• [Task requirements]
Every entry here needs to be repeated exactly.

• [Figure data in JSON]
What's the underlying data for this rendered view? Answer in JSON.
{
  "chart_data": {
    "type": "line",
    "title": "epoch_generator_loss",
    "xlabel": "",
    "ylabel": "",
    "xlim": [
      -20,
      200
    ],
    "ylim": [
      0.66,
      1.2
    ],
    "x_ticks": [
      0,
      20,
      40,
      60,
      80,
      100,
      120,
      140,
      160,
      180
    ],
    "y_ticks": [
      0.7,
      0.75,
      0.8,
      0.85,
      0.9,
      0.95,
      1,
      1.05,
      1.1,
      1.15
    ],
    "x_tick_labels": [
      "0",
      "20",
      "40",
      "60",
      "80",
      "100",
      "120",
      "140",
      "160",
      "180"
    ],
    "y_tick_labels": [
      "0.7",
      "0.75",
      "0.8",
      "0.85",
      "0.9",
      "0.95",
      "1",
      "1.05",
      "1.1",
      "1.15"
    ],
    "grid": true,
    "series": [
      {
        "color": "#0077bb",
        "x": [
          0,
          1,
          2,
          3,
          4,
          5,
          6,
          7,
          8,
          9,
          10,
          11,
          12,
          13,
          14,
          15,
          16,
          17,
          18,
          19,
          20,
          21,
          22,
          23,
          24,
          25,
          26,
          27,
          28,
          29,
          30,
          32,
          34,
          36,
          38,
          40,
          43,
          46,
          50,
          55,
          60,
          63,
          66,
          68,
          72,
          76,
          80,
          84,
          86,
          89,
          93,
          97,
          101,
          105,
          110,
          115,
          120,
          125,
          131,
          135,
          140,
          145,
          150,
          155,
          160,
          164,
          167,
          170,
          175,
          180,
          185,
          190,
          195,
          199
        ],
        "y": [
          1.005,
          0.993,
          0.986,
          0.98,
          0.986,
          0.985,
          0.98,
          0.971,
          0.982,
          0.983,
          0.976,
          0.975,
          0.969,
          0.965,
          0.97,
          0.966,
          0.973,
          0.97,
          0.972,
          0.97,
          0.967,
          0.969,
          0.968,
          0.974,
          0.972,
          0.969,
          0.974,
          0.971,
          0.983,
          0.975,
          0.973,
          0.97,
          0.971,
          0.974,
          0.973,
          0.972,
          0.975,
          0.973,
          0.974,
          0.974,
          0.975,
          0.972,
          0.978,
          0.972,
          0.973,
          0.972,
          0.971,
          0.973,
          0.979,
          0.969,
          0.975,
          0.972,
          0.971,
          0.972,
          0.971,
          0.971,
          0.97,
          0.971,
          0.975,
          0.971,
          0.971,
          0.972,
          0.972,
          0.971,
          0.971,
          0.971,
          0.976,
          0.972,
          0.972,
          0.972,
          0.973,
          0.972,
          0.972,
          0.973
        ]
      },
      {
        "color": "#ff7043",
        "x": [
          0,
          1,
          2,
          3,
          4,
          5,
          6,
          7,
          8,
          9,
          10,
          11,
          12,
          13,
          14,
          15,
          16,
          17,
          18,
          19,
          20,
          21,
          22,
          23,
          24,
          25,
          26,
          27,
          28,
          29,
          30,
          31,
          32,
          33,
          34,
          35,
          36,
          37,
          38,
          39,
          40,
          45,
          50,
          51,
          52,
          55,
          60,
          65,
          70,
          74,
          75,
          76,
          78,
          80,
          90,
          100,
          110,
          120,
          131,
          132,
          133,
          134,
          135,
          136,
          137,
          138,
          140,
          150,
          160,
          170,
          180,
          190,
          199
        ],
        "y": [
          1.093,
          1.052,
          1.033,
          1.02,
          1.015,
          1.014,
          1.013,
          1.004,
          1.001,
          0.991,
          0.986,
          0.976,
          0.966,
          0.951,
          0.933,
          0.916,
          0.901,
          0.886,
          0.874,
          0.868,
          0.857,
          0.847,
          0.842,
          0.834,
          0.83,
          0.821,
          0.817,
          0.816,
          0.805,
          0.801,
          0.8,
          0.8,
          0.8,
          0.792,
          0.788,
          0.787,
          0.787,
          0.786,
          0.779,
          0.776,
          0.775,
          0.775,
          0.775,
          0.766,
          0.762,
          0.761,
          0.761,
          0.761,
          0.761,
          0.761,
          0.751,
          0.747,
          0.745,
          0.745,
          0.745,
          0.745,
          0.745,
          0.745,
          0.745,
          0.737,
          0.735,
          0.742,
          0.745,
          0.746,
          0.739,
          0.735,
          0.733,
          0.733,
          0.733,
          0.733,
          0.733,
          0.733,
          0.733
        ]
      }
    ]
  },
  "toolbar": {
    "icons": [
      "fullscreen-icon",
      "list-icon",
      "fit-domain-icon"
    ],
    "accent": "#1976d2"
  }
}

• [Full output]
What's the underlying data for this rendered view? Answer in JSON.
{
  "chart_data": {
    "type": "line",
    "title": "epoch_generator_loss",
    "xlabel": "",
    "ylabel": "",
    "xlim": [
      -20,
      200
    ],
    "ylim": [
      0.66,
      1.2
    ],
    "x_ticks": [
      0,
      20,
      40,
      60,
      80,
      100,
      120,
      140,
      160,
      180
    ],
    "y_ticks": [
      0.7,
      0.75,
      0.8,
      0.85,
      0.9,
      0.95,
      1,
      1.05,
      1.1,
      1.15
    ],
    "x_tick_labels": [
      "0",
      "20",
      "40",
      "60",
      "80",
      "100",
      "120",
      "140",
      "160",
      "180"
    ],
    "y_tick_labels": [
      "0.7",
      "0.75",
      "0.8",
      "0.85",
      "0.9",
      "0.95",
      "1",
      "1.05",
      "1.1",
      "1.15"
    ],
    "grid": true,
    "series": [
      {
        "color": "#0077bb",
        "x": [
          0,
          1,
          2,
          3,
          4,
          5,
          6,
          7,
          8,
          9,
          10,
          11,
          12,
          13,
          14,
          15,
          16,
          17,
          18,
          19,
          20,
          21,
          22,
          23,
          24,
          25,
          26,
          27,
          28,
          29,
          30,
          32,
          34,
          36,
          38,
          40,
          43,
          46,
          50,
          55,
          60,
          63,
          66,
          68,
          72,
          76,
          80,
          84,
          86,
          89,
          93,
          97,
          101,
          105,
          110,
          115,
          120,
          125,
          131,
          135,
          140,
          145,
          150,
          155,
          160,
          164,
          167,
          170,
          175,
          180,
          185,
          190,
          195,
          199
        ],
        "y": [
          1.005,
          0.993,
          0.986,
          0.98,
          0.986,
          0.985,
          0.98,
          0.971,
          0.982,
          0.983,
          0.976,
          0.975,
          0.969,
          0.965,
          0.97,
          0.966,
          0.973,
          0.97,
          0.972,
          0.97,
          0.967,
          0.969,
          0.968,
          0.974,
          0.972,
          0.969,
          0.974,
          0.971,
          0.983,
          0.975,
          0.973,
          0.97,
          0.971,
          0.974,
          0.973,
          0.972,
          0.975,
          0.973,
          0.974,
          0.974,
          0.975,
          0.972,
          0.978,
          0.972,
          0.973,
          0.972,
          0.971,
          0.973,
          0.979,
          0.969,
          0.975,
          0.972,
          0.971,
          0.972,
          0.971,
          0.971,
          0.97,
          0.971,
          0.975,
          0.971,
          0.971,
          0.972,
          0.972,
          0.971,
          0.971,
          0.971,
          0.976,
          0.972,
          0.972,
          0.972,
          0.973,
          0.972,
          0.972,
          0.973
        ]
      },
      {
        "color": "#ff7043",
        "x": [
          0,
          1,
          2,
          3,
          4,
          5,
          6,
          7,
          8,
          9,
          10,
          11,
          12,
          13,
          14,
          15,
          16,
          17,
          18,
          19,
          20,
          21,
          22,
          23,
          24,
          25,
          26,
          27,
          28,
          29,
          30,
          31,
          32,
          33,
          34,
          35,
          36,
          37,
          38,
          39,
          40,
          45,
          50,
          51,
          52,
          55,
          60,
          65,
          70,
          74,
          75,
          76,
          78,
          80,
          90,
          100,
          110,
          120,
          131,
          132,
          133,
          134,
          135,
          136,
          137,
          138,
          140,
          150,
          160,
          170,
          180,
          190,
          199
        ],
        "y": [
          1.093,
          1.052,
          1.033,
          1.02,
          1.015,
          1.014,
          1.013,
          1.004,
          1.001,
          0.991,
          0.986,
          0.976,
          0.966,
          0.951,
          0.933,
          0.916,
          0.901,
          0.886,
          0.874,
          0.868,
          0.857,
          0.847,
          0.842,
          0.834,
          0.83,
          0.821,
          0.817,
          0.816,
          0.805,
          0.801,
          0.8,
          0.8,
          0.8,
          0.792,
          0.788,
          0.787,
          0.787,
          0.786,
          0.779,
          0.776,
          0.775,
          0.775,
          0.775,
          0.766,
          0.762,
          0.761,
          0.761,
          0.761,
          0.761,
          0.761,
          0.751,
          0.747,
          0.745,
          0.745,
          0.745,
          0.745,
          0.745,
          0.745,
          0.745,
          0.737,
          0.735,
          0.742,
          0.745,
          0.746,
          0.739,
          0.735,
          0.733,
          0.733,
          0.733,
          0.733,
          0.733,
          0.733,
          0.733
        ]
      }
    ]
  },
  "toolbar": {
    "icons": [
      "fullscreen-icon",
      "list-icon",
      "fit-domain-icon"
    ],
    "accent": "#1976d2"
  }
}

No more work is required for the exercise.